■ SHORT EXERCISE
Retype the whole listing below, character for character.

— begin EXCERPTED RECORDS —

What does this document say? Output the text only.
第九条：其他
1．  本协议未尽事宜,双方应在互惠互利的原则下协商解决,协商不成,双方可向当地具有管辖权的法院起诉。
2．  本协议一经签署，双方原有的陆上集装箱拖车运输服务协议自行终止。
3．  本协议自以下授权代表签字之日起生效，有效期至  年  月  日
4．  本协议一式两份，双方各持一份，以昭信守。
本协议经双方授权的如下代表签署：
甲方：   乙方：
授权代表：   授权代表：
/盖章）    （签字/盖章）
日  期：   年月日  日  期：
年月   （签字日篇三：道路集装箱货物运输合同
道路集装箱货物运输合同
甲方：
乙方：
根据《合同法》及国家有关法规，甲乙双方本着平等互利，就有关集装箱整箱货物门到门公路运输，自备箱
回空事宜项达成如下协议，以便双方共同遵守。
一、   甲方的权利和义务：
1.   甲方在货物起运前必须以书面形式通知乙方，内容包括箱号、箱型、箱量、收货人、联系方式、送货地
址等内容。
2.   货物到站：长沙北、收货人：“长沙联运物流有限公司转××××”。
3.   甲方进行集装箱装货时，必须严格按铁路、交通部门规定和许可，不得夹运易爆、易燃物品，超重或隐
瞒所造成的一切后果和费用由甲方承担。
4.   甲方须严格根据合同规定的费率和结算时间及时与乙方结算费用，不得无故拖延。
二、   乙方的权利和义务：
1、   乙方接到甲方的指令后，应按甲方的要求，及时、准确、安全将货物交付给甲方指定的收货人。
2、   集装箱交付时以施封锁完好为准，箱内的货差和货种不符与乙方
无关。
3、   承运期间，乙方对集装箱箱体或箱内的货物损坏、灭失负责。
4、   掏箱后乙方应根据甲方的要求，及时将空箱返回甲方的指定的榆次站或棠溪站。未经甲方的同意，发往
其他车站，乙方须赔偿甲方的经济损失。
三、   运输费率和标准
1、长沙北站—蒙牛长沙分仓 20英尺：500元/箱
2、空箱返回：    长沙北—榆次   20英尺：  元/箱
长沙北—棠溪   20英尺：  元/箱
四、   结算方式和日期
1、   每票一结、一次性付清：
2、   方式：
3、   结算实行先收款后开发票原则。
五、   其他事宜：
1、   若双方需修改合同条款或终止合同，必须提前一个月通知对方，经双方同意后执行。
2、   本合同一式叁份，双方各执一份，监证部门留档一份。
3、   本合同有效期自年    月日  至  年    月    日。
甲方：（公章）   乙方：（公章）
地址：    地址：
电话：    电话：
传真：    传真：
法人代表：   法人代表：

— end EXCERPTED RECORDS —

■ EXERCISE RESULT
What does this document say? Output the text only.
第九条：其他
1．  本协议未尽事宜,双方应在互惠互利的原则下协商解决,协商不成,双方可向当地具有管辖权的法院起诉。
2．  本协议一经签署，双方原有的陆上集装箱拖车运输服务协议自行终止。
3．  本协议自以下授权代表签字之日起生效，有效期至  年  月  日
4．  本协议一式两份，双方各持一份，以昭信守。
本协议经双方授权的如下代表签署：
甲方：   乙方：
授权代表：   授权代表：
/盖章）    （签字/盖章）
日  期：   年月日  日  期：
年月   （签字日篇三：道路集装箱货物运输合同
道路集装箱货物运输合同
甲方：
乙方：
根据《合同法》及国家有关法规，甲乙双方本着平等互利，就有关集装箱整箱货物门到门公路运输，自备箱
回空事宜项达成如下协议，以便双方共同遵守。
一、   甲方的权利和义务：
1.   甲方在货物起运前必须以书面形式通知乙方，内容包括箱号、箱型、箱量、收货人、联系方式、送货地
址等内容。
2.   货物到站：长沙北、收货人：“长沙联运物流有限公司转××××”。
3.   甲方进行集装箱装货时，必须严格按铁路、交通部门规定和许可，不得夹运易爆、易燃物品，超重或隐
瞒所造成的一切后果和费用由甲方承担。
4.   甲方须严格根据合同规定的费率和结算时间及时与乙方结算费用，不得无故拖延。
二、   乙方的权利和义务：
1、   乙方接到甲方的指令后，应按甲方的要求，及时、准确、安全将货物交付给甲方指定的收货人。
2、   集装箱交付时以施封锁完好为准，箱内的货差和货种不符与乙方
无关。
3、   承运期间，乙方对集装箱箱体或箱内的货物损坏、灭失负责。
4、   掏箱后乙方应根据甲方的要求，及时将空箱返回甲方的指定的榆次站或棠溪站。未经甲方的同意，发往
其他车站，乙方须赔偿甲方的经济损失。
三、   运输费率和标准
1、长沙北站—蒙牛长沙分仓 20英尺：500元/箱
2、空箱返回：    长沙北—榆次   20英尺：  元/箱
长沙北—棠溪   20英尺：  元/箱
四、   结算方式和日期
1、   每票一结、一次性付清：
2、   方式：
3、   结算实行先收款后开发票原则。
五、   其他事宜：
1、   若双方需修改合同条款或终止合同，必须提前一个月通知对方，经双方同意后执行。
2、   本合同一式叁份，双方各执一份，监证部门留档一份。
3、   本合同有效期自年    月日  至  年    月    日。
甲方：（公章）   乙方：（公章）
地址：    地址：
电话：    电话：
传真：    传真：
法人代表：   法人代表：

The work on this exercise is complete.